Transcribe the material in full. Nothing should differ except that the pictures are left out.

==== Input

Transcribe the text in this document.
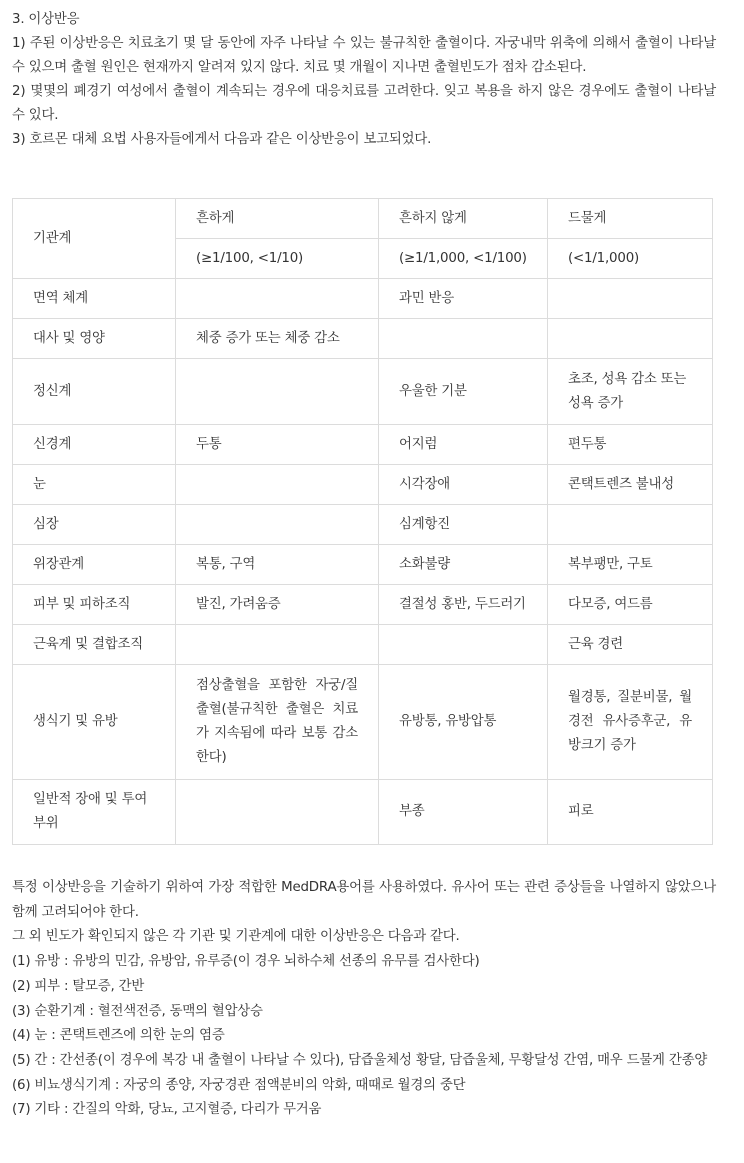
3. 이상반응

1) 주된 이상반응은 치료초기 몇 달 동안에 자주 나타날 수 있는 불규칙한 출혈이다. 자궁내막 위축에 의해서 출혈이 나타날 수 있으며 출혈 원인은 현재까지 알려져 있지 않다. 치료 몇 개월이 지나면 출혈빈도가 점차 감소된다.

2) 몇몇의 폐경기 여성에서 출혈이 계속되는 경우에 대응치료를 고려한다. 잊고 복용을 하지 않은 경우에도 출혈이 나타날 수 있다.

3) 호르몬 대체 요법 사용자들에게서 다음과 같은 이상반응이 보고되었다.

기관계	흔하게	흔하지 않게	드물게
	(≥1/100, <1/10)	(≥1/1,000, <1/100)	(<1/1,000)
면역 체계		과민 반응	
대사 및 영양	체중 증가 또는 체중 감소		
정신계		우울한 기분	초조, 성욕 감소 또는 성욕 증가
신경계	두통	어지럼	편두통
눈		시각장애	콘택트렌즈 불내성
심장		심계항진	
위장관계	복통, 구역	소화불량	복부팽만, 구토
피부 및 피하조직	발진, 가려움증	결절성 홍반, 두드러기	다모증, 여드름
근육계 및 결합조직			근육 경련
생식기 및 유방	점상출혈을 포함한 자궁/질출혈(불규칙한 출혈은 치료가 지속됨에 따라 보통 감소한다)	유방통, 유방압통	월경통, 질분비물, 월경전 유사증후군, 유방크기 증가
일반적 장애 및 투여부위		부종	피로

특정 이상반응을 기술하기 위하여 가장 적합한 MedDRA용어를 사용하였다. 유사어 또는 관련 증상들을 나열하지 않았으나 함께 고려되어야 한다.

그 외 빈도가 확인되지 않은 각 기관 및 기관계에 대한 이상반응은 다음과 같다.

(1) 유방 : 유방의 민감, 유방암, 유루증(이 경우 뇌하수체 선종의 유무를 검사한다)

(2) 피부 : 탈모증, 간반

(3) 순환기계 : 혈전색전증, 동맥의 혈압상승

(4) 눈 : 콘택트렌즈에 의한 눈의 염증

(5) 간 : 간선종(이 경우에 복강 내 출혈이 나타날 수 있다), 담즙울체성 황달, 담즙울체, 무황달성 간염, 매우 드물게 간종양

(6) 비뇨생식기계 : 자궁의 종양, 자궁경관 점액분비의 악화, 때때로 월경의 중단

(7) 기타 : 간질의 악화, 당뇨, 고지혈증, 다리가 무거움
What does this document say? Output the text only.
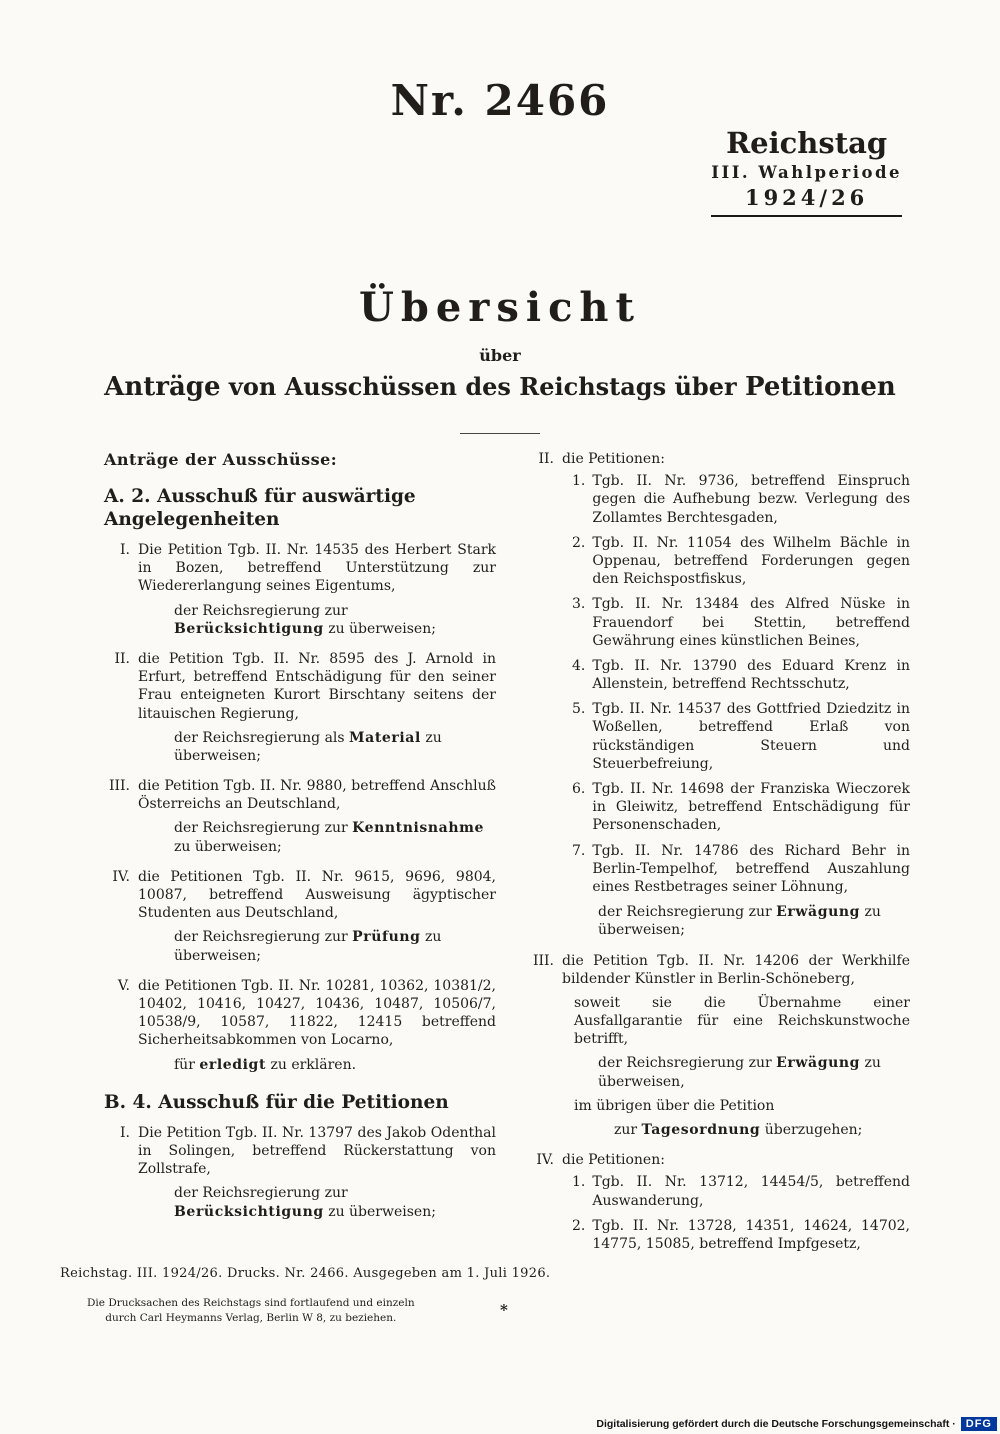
Nr. 2466
Reichstag
III. Wahlperiode
1924/26
Übersicht
über
Anträge von Ausschüssen des Reichstags über Petitionen
Anträge der Ausschüsse:
A. 2. Ausschuß für auswärtige Angelegenheiten
I. Die Petition Tgb. II. Nr. 14535 des Herbert Stark in Bozen, betreffend Unterstützung zur Wiedererlangung seines Eigentums,
der Reichsregierung zur Berücksichtigung zu überweisen;
II. die Petition Tgb. II. Nr. 8595 des J. Arnold in Erfurt, betreffend Entschädigung für den seiner Frau enteigneten Kurort Birschtany seitens der litauischen Regierung,
der Reichsregierung als Material zu überweisen;
III. die Petition Tgb. II. Nr. 9880, betreffend Anschluß Österreichs an Deutschland,
der Reichsregierung zur Kenntnisnahme zu überweisen;
IV. die Petitionen Tgb. II. Nr. 9615, 9696, 9804, 10087, betreffend Ausweisung ägyptischer Studenten aus Deutschland,
der Reichsregierung zur Prüfung zu überweisen;
V. die Petitionen Tgb. II. Nr. 10281, 10362, 10381/2, 10402, 10416, 10427, 10436, 10487, 10506/7, 10538/9, 10587, 11822, 12415 betreffend Sicherheitsabkommen von Locarno,
für erledigt zu erklären.
B. 4. Ausschuß für die Petitionen
I. Die Petition Tgb. II. Nr. 13797 des Jakob Odenthal in Solingen, betreffend Rückerstattung von Zollstrafe,
der Reichsregierung zur Berücksichtigung zu überweisen;
II. die Petitionen:
1. Tgb. II. Nr. 9736, betreffend Einspruch gegen die Aufhebung bezw. Verlegung des Zollamtes Berchtesgaden,
2. Tgb. II. Nr. 11054 des Wilhelm Bächle in Oppenau, betreffend Forderungen gegen den Reichspostfiskus,
3. Tgb. II. Nr. 13484 des Alfred Nüske in Frauendorf bei Stettin, betreffend Gewährung eines künstlichen Beines,
4. Tgb. II. Nr. 13790 des Eduard Krenz in Allenstein, betreffend Rechtsschutz,
5. Tgb. II. Nr. 14537 des Gottfried Dziedzitz in Woßellen, betreffend Erlaß von rückständigen Steuern und Steuerbefreiung,
6. Tgb. II. Nr. 14698 der Franziska Wieczorek in Gleiwitz, betreffend Entschädigung für Personenschaden,
7. Tgb. II. Nr. 14786 des Richard Behr in Berlin-Tempelhof, betreffend Auszahlung eines Restbetrages seiner Löhnung,
der Reichsregierung zur Erwägung zu überweisen;
III. die Petition Tgb. II. Nr. 14206 der Werkhilfe bildender Künstler in Berlin-Schöneberg,
soweit sie die Übernahme einer Ausfallgarantie für eine Reichskunstwoche betrifft,
der Reichsregierung zur Erwägung zu überweisen,
im übrigen über die Petition
zur Tagesordnung überzugehen;
IV. die Petitionen:
1. Tgb. II. Nr. 13712, 14454/5, betreffend Auswanderung,
2. Tgb. II. Nr. 13728, 14351, 14624, 14702, 14775, 15085, betreffend Impfgesetz,
Reichstag. III. 1924/26. Drucks. Nr. 2466. Ausgegeben am 1. Juli 1926.
Die Drucksachen des Reichstags sind fortlaufend und einzeln
durch Carl Heymanns Verlag, Berlin W 8, zu beziehen.	*
Digitalisierung gefördert durch die Deutsche Forschungsgemeinschaft · DFG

========

Written response>
Transcribe the text in this document.
3. 이상반응

1) 주된 이상반응은 치료초기 몇 달 동안에 자주 나타날 수 있는 불규칙한 출혈이다. 자궁내막 위축에 의해서 출혈이 나타날 수 있으며 출혈 원인은 현재까지 알려져 있지 않다. 치료 몇 개월이 지나면 출혈빈도가 점차 감소된다.

2) 몇몇의 폐경기 여성에서 출혈이 계속되는 경우에 대응치료를 고려한다. 잊고 복용을 하지 않은 경우에도 출혈이 나타날 수 있다.

3) 호르몬 대체 요법 사용자들에게서 다음과 같은 이상반응이 보고되었다.

기관계	흔하게	흔하지 않게	드물게
	(≥1/100, <1/10)	(≥1/1,000, <1/100)	(<1/1,000)
면역 체계		과민 반응	
대사 및 영양	체중 증가 또는 체중 감소		
정신계		우울한 기분	초조, 성욕 감소 또는 성욕 증가
신경계	두통	어지럼	편두통
눈		시각장애	콘택트렌즈 불내성
심장		심계항진	
위장관계	복통, 구역	소화불량	복부팽만, 구토
피부 및 피하조직	발진, 가려움증	결절성 홍반, 두드러기	다모증, 여드름
근육계 및 결합조직			근육 경련
생식기 및 유방	점상출혈을 포함한 자궁/질출혈(불규칙한 출혈은 치료가 지속됨에 따라 보통 감소한다)	유방통, 유방압통	월경통, 질분비물, 월경전 유사증후군, 유방크기 증가
일반적 장애 및 투여부위		부종	피로

특정 이상반응을 기술하기 위하여 가장 적합한 MedDRA용어를 사용하였다. 유사어 또는 관련 증상들을 나열하지 않았으나 함께 고려되어야 한다.

그 외 빈도가 확인되지 않은 각 기관 및 기관계에 대한 이상반응은 다음과 같다.

(1) 유방 : 유방의 민감, 유방암, 유루증(이 경우 뇌하수체 선종의 유무를 검사한다)

(2) 피부 : 탈모증, 간반

(3) 순환기계 : 혈전색전증, 동맥의 혈압상승

(4) 눈 : 콘택트렌즈에 의한 눈의 염증

(5) 간 : 간선종(이 경우에 복강 내 출혈이 나타날 수 있다), 담즙울체성 황달, 담즙울체, 무황달성 간염, 매우 드물게 간종양

(6) 비뇨생식기계 : 자궁의 종양, 자궁경관 점액분비의 악화, 때때로 월경의 중단

(7) 기타 : 간질의 악화, 당뇨, 고지혈증, 다리가 무거움
What does this document say? Output the text only.
Nr. 2466
Reichstag
III. Wahlperiode
1924/26
Übersicht
über
Anträge von Ausschüssen des Reichstags über Petitionen
Anträge der Ausschüsse:
A. 2. Ausschuß für auswärtige Angelegenheiten
I. Die Petition Tgb. II. Nr. 14535 des Herbert Stark in Bozen, betreffend Unterstützung zur Wiedererlangung seines Eigentums,
der Reichsregierung zur Berücksichtigung zu überweisen;
II. die Petition Tgb. II. Nr. 8595 des J. Arnold in Erfurt, betreffend Entschädigung für den seiner Frau enteigneten Kurort Birschtany seitens der litauischen Regierung,
der Reichsregierung als Material zu überweisen;
III. die Petition Tgb. II. Nr. 9880, betreffend Anschluß Österreichs an Deutschland,
der Reichsregierung zur Kenntnisnahme zu überweisen;
IV. die Petitionen Tgb. II. Nr. 9615, 9696, 9804, 10087, betreffend Ausweisung ägyptischer Studenten aus Deutschland,
der Reichsregierung zur Prüfung zu überweisen;
V. die Petitionen Tgb. II. Nr. 10281, 10362, 10381/2, 10402, 10416, 10427, 10436, 10487, 10506/7, 10538/9, 10587, 11822, 12415 betreffend Sicherheitsabkommen von Locarno,
für erledigt zu erklären.
B. 4. Ausschuß für die Petitionen
I. Die Petition Tgb. II. Nr. 13797 des Jakob Odenthal in Solingen, betreffend Rückerstattung von Zollstrafe,
der Reichsregierung zur Berücksichtigung zu überweisen;
II. die Petitionen:
1. Tgb. II. Nr. 9736, betreffend Einspruch gegen die Aufhebung bezw. Verlegung des Zollamtes Berchtesgaden,
2. Tgb. II. Nr. 11054 des Wilhelm Bächle in Oppenau, betreffend Forderungen gegen den Reichspostfiskus,
3. Tgb. II. Nr. 13484 des Alfred Nüske in Frauendorf bei Stettin, betreffend Gewährung eines künstlichen Beines,
4. Tgb. II. Nr. 13790 des Eduard Krenz in Allenstein, betreffend Rechtsschutz,
5. Tgb. II. Nr. 14537 des Gottfried Dziedzitz in Woßellen, betreffend Erlaß von rückständigen Steuern und Steuerbefreiung,
6. Tgb. II. Nr. 14698 der Franziska Wieczorek in Gleiwitz, betreffend Entschädigung für Personenschaden,
7. Tgb. II. Nr. 14786 des Richard Behr in Berlin-Tempelhof, betreffend Auszahlung eines Restbetrages seiner Löhnung,
der Reichsregierung zur Erwägung zu überweisen;
III. die Petition Tgb. II. Nr. 14206 der Werkhilfe bildender Künstler in Berlin-Schöneberg,
soweit sie die Übernahme einer Ausfallgarantie für eine Reichskunstwoche betrifft,
der Reichsregierung zur Erwägung zu überweisen,
im übrigen über die Petition
zur Tagesordnung überzugehen;
IV. die Petitionen:
1. Tgb. II. Nr. 13712, 14454/5, betreffend Auswanderung,
2. Tgb. II. Nr. 13728, 14351, 14624, 14702, 14775, 15085, betreffend Impfgesetz,
Reichstag. III. 1924/26. Drucks. Nr. 2466. Ausgegeben am 1. Juli 1926.
Die Drucksachen des Reichstags sind fortlaufend und einzeln
durch Carl Heymanns Verlag, Berlin W 8, zu beziehen.	*
Digitalisierung gefördert durch die Deutsche Forschungsgemeinschaft · DFG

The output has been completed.